• _Provided information_

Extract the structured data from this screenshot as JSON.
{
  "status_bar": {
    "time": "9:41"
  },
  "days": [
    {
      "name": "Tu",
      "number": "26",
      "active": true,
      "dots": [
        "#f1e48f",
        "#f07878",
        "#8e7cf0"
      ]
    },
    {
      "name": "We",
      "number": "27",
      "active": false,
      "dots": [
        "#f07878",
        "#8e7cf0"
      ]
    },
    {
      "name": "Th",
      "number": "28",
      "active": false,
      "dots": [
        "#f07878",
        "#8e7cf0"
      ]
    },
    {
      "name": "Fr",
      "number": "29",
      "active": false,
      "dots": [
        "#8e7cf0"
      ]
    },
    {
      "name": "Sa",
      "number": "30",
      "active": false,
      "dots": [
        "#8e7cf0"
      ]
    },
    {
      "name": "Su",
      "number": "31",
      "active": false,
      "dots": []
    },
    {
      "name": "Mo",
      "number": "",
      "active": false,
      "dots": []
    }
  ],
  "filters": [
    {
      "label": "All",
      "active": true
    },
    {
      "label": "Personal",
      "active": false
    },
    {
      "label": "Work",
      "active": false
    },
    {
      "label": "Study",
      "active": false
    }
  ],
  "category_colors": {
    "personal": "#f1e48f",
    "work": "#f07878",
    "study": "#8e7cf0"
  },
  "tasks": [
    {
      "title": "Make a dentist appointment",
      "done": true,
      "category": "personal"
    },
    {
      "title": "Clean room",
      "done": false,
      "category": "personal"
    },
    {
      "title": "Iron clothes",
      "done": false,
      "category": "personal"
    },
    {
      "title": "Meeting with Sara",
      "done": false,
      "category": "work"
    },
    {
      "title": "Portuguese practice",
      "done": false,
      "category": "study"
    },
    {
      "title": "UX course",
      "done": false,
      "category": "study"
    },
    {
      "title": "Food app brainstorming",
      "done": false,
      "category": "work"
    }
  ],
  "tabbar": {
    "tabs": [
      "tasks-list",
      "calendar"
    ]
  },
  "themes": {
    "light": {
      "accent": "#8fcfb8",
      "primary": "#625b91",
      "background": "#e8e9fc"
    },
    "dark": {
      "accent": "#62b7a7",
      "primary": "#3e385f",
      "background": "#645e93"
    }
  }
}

• _Exercise description_
Within the entries above, how many lines contain "name"? Respond with the number only.

• _Task answer_
7